— Short problem 1 —
Please rewrite the stretch of rows from the line containing "commenter-avatar[interactable]: [36, 706, 126, 796]" through the line containing "commenter-avatar[interactable]: [36, 1084, 126, 1174]", switching "sort-label" to "order-label" and leaving everything else as it stands.

— Text —
▼

Photo: Doug Nesbitt/The Bullet

A wage cut of 50 per cent. An elimination of pensions. Cuts to benefits. These demands have inevitably led to a major showdown at a locomotive factory in London, Ontario between the 700 unionized workers of Electro-Motive Diesel (EMD) and Caterpillar, a massive U.S.-based corporation. The workers, members of Canadian Auto Workers Local 27, responded to the employer’s demands with a positive strike vote of 97 per cent. The employer, Progress Rail, a subsidiary of Caterpillar, locked out the workers on New Year’s Day.

In addition to facing down a notorious anti-union employer who hammered the American United Auto Workers in the 1990s, there are plenty of rumours about Caterpillar closing the London plant and moving operations to Muncie, Indiana. EMD workers in London make $36/hour while their counterparts in Muncie are paid only C$12.50-14.50. Indiana is also on the cusp of becoming the first rust-belt state to introduce a “Right to Work” law, a notorious form of anti-union legislation made possible by the even more infamous Taft-Hartley law of 1947, the long-standing crown jewel of American anti-union legislation.

All out January 21

The response of organized labour to the lockout has been swift. The Ontario Federation of Labour (OFL) is co-ordinating a mass rally in London on January 21 with buses coming in from numerous cities across the province and as far away as Sudbury and Ottawa. The OFL is anticipating at least 10,000 protesters.

Mainstream media coverage has also been extensive and the shocking nature of Caterpillar’s demands have so far ensured that coverage has been neutral and even supportive of the workers. The story is being covered by all major Canadian dailies, prime-time news hours on CBC and CTV, and has received coverage in the New York Times, Wall Street Journal and now the European and Australian press.

Not surprisingly, the federal government has stayed silent. Since they won their first majority government in May, the Tories have gone to war with organized labour. In June, postal workers were locked out by Canada Post, the state-owned crown corporation. The Tories responded with back-to-work legislation, which called for pay increases lower than the employer’s last offer.

Federal Labour Minister Lisa Raitt went further, twice threatening to legislate Air Canada flight attendants back to work, even though Air Canada was privatized in 1988. From a party espousing government non-intervention in the economy, Raitt’s reasoning behind intervening in the private sector was that Air Canada was essential to the economy. This absurdity was repeated in October when Raitt floated the idea of defining the “economy” as an “essential service,” thus providing some pseudo-legal justification for further interventions.

▲

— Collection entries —

▼

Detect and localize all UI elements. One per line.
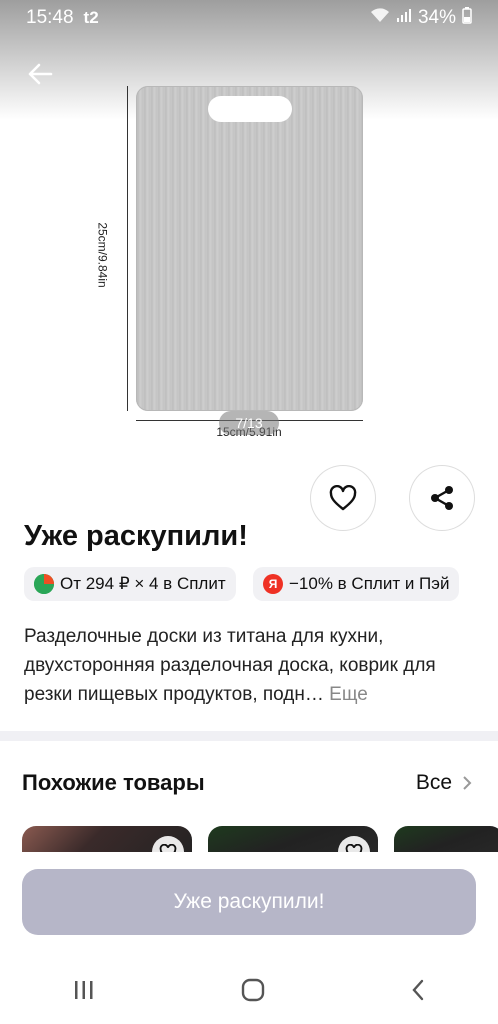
share-icon: [431, 486, 453, 510]
sold-out-button[interactable]: Уже раскупили!: [22, 869, 476, 935]
arrow-left-icon: [28, 63, 53, 85]
chevron-right-icon: [463, 776, 472, 790]
status-bar: 15:48 t2 34%: [0, 0, 498, 36]
system-back-button[interactable]: [410, 978, 426, 1007]
description-text: Разделочные доски из титана для кухни, д…: [24, 626, 436, 705]
home-icon: [241, 978, 265, 1001]
product-title: Уже раскупили!: [24, 520, 248, 552]
wifi-icon: [370, 7, 390, 29]
battery-percent: 34%: [417, 7, 456, 28]
yandex-chip-label: −10% в Сплит и Пэй: [289, 574, 450, 593]
chevron-left-icon: [412, 979, 424, 1000]
split-chip-label: От 294 ₽ × 4 в Сплит: [60, 574, 226, 593]
split-icon: [34, 574, 54, 594]
section-divider: [0, 731, 498, 741]
product-image-cutting-board: [136, 86, 363, 411]
recent-apps-icon: [75, 980, 93, 999]
heart-icon: [329, 485, 357, 511]
yandex-icon: Я: [263, 574, 283, 594]
similar-products-title: Похожие товары: [22, 770, 205, 795]
status-time: 15:48: [26, 7, 74, 28]
system-navigation-bar: [0, 960, 498, 1024]
board-handle-hole: [208, 96, 292, 122]
gallery-page-indicator: 7/13: [219, 411, 279, 435]
see-all-link[interactable]: Все: [416, 771, 472, 795]
signal-icon: [396, 7, 412, 29]
height-dimension-label: 25cm/9.84in: [95, 222, 110, 288]
home-button[interactable]: [240, 977, 266, 1008]
product-gallery[interactable]: 25cm/9.84in 15cm/5.91in 7/13: [0, 0, 498, 460]
recent-apps-button[interactable]: [72, 979, 96, 1006]
favorite-button[interactable]: [311, 466, 375, 530]
yandex-pay-chip[interactable]: Я −10% в Сплит и Пэй: [253, 567, 460, 601]
t2-icon: t2: [83, 8, 99, 27]
back-button[interactable]: [20, 54, 60, 94]
split-installment-chip[interactable]: От 294 ₽ × 4 в Сплит: [24, 567, 236, 601]
description-more-link[interactable]: Еще: [329, 684, 368, 705]
share-button[interactable]: [410, 466, 474, 530]
height-dimension-line: [127, 86, 128, 411]
battery-icon: [462, 6, 472, 30]
see-all-label: Все: [415, 771, 452, 794]
product-description[interactable]: Разделочные доски из титана для кухни, д…: [24, 622, 474, 709]
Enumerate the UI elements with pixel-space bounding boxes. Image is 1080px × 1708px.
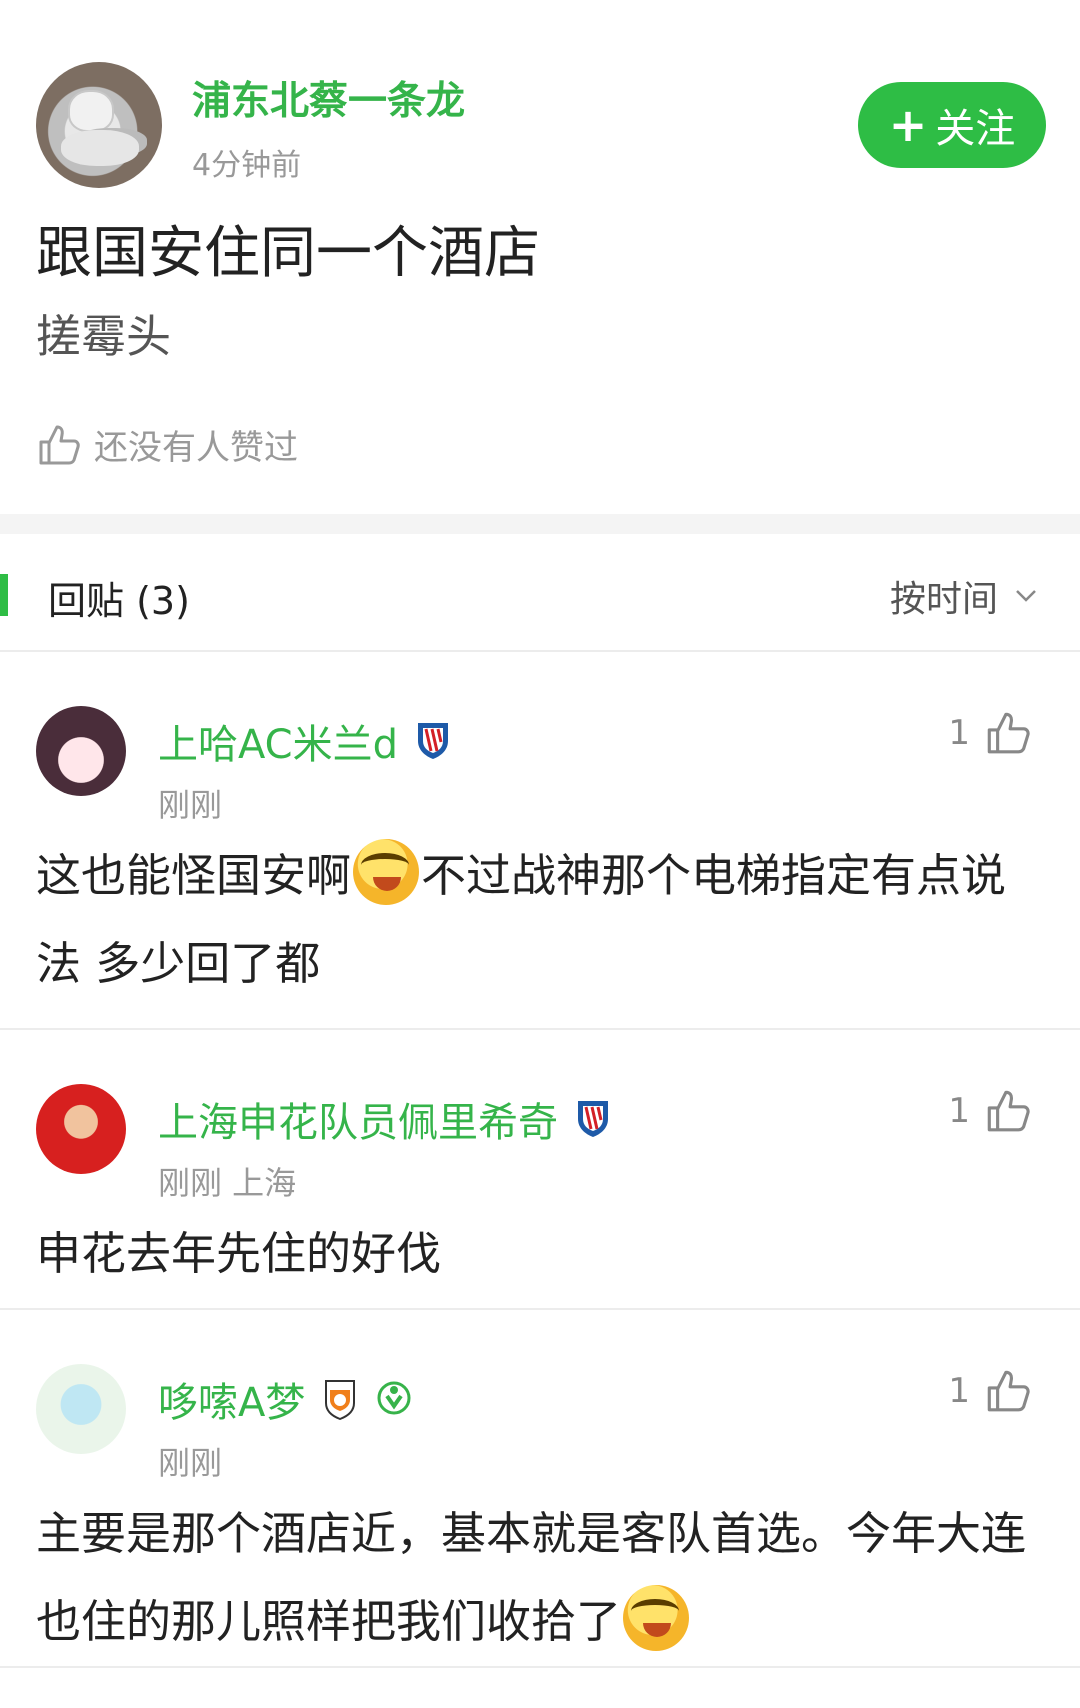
commenter-avatar[interactable]: [36, 706, 126, 796]
follow-button[interactable]: + 关注: [858, 82, 1046, 168]
comment-text-part: 这也能怪国安啊: [36, 849, 352, 902]
comment-item: 上海申花队员佩里希奇 刚刚 上海 1 申花去年先住的好伐: [0, 1030, 1080, 1310]
sort-label: 按时间: [889, 579, 998, 620]
commenter-name[interactable]: 上海申花队员佩里希奇: [158, 1090, 558, 1148]
commenter-avatar[interactable]: [36, 1364, 126, 1454]
commenter-avatar[interactable]: [36, 1084, 126, 1174]
commenter-name-row: 上海申花队员佩里希奇: [158, 1090, 612, 1148]
reply-header: 回贴 (3) 按时间: [0, 540, 1080, 652]
author-name[interactable]: 浦东北蔡一条龙: [192, 70, 465, 126]
post-time: 4分钟前: [192, 148, 302, 183]
author-avatar[interactable]: [36, 62, 162, 188]
team-badge-icon: [325, 1380, 356, 1420]
comment-like-count: 1: [948, 1371, 970, 1411]
section-divider: [0, 514, 1080, 534]
team-badge-icon: [578, 1101, 608, 1137]
sort-select[interactable]: 按时间: [890, 570, 1040, 622]
thumb-up-icon: [987, 1370, 1030, 1412]
like-status-text: 还没有人赞过: [94, 428, 298, 468]
comment-time-location: 刚刚 上海: [158, 1164, 297, 1202]
reply-count-title: 回贴 (3): [48, 579, 190, 623]
comment-text: 这也能怪国安啊 不过战神那个电梯指定有点说法 多少回了都: [36, 832, 1036, 1008]
follow-label: 关注: [935, 106, 1016, 152]
chevron-down-icon: [1016, 590, 1036, 602]
comment-like-button[interactable]: 1: [948, 1366, 1032, 1416]
post-like-button[interactable]: 还没有人赞过: [34, 420, 298, 469]
post-header: 浦东北蔡一条龙 4分钟前 + 关注: [36, 62, 1046, 192]
thumb-up-icon: [987, 712, 1030, 754]
thumb-up-icon: [39, 425, 80, 464]
commenter-name-row: 上哈AC米兰d: [158, 712, 452, 770]
comment-item: 上哈AC米兰d 刚刚 1 这也能怪国安啊 不过战神那个电梯指定有点说法 多少回了都: [0, 652, 1080, 1030]
team-badge-icon: [417, 723, 448, 759]
post-title: 跟国安住同一个酒店: [36, 221, 540, 286]
facepalm-laugh-emoji-icon: [353, 839, 420, 905]
commenter-name[interactable]: 哆嗦A梦: [158, 1370, 305, 1428]
comment-time: 刚刚: [158, 1444, 223, 1482]
comment-text: 主要是那个酒店近，基本就是客队首选。今年大连也住的那儿照样把我们收拾了: [36, 1490, 1036, 1666]
thumb-up-icon: [987, 1090, 1030, 1132]
plus-icon: +: [888, 98, 928, 152]
comment-text: 申花去年先住的好伐: [36, 1227, 442, 1280]
reply-section-marker: [0, 574, 8, 616]
green-team-badge-icon: [377, 1381, 411, 1415]
comment-like-button[interactable]: 1: [948, 708, 1032, 758]
commenter-name[interactable]: 上哈AC米兰d: [158, 712, 398, 770]
comment-like-count: 1: [948, 1091, 970, 1131]
post-body: 搓霉头: [36, 310, 172, 363]
comment-item: 哆嗦A梦 刚刚 1 主要是那个酒店近，基本就是客队首选。今年大连也住的那儿照样把…: [0, 1310, 1080, 1668]
comment-text-part: 主要是那个酒店近，基本就是客队首选。今年大连也住的那儿照样把我们收拾了: [36, 1507, 1027, 1648]
commenter-name-row: 哆嗦A梦: [158, 1370, 413, 1428]
comment-time: 刚刚: [158, 786, 223, 824]
comment-like-button[interactable]: 1: [948, 1086, 1032, 1136]
facepalm-laugh-emoji-icon: [623, 1585, 690, 1651]
comment-like-count: 1: [948, 713, 970, 753]
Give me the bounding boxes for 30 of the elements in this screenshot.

▲

— Short problem 2 —
Proceed with the text on the Caterpillar lockout in London, Ontario, picking up after its final sentence.

— Exercise result 1 —
commenter-avatar[interactable]: [36, 706, 126, 796]
follow-button[interactable]: + 关注: [858, 82, 1046, 168]
comment-text-part: 这也能怪国安啊: [36, 849, 352, 902]
comment-item: 上海申花队员佩里希奇 刚刚 上海 1 申花去年先住的好伐: [0, 1030, 1080, 1310]
order-label: 按时间: [889, 579, 998, 620]
commenter-name[interactable]: 上海申花队员佩里希奇: [158, 1090, 558, 1148]
commenter-avatar[interactable]: [36, 1364, 126, 1454]
commenter-avatar[interactable]: [36, 1084, 126, 1174]

— Exercise result 2 —
The government’s hypocrisy goes further. In March 2008, on the very shop floor of EMD London, Prime Minister Harper announced a billion-dollar tax break to industry in 2008, $5 million of which went to EMD London. Two years later, EMD London was purchased by Caterpillar.

Despite its record-high revenue and profits in 2011, stemming from sales of its machinery to a booming resource sector (tar sands, mining), Caterpillar is attempting to destroy a union. In addition to their anti-union stance, the threat of roughly 2,000 jobs being lost in London, and their profiting off of environmental disasters like the tar sands and mining operations around the world, Caterpillar supplies Israel the bulldozers it uses to carry out house demolitions in occupied Palestine.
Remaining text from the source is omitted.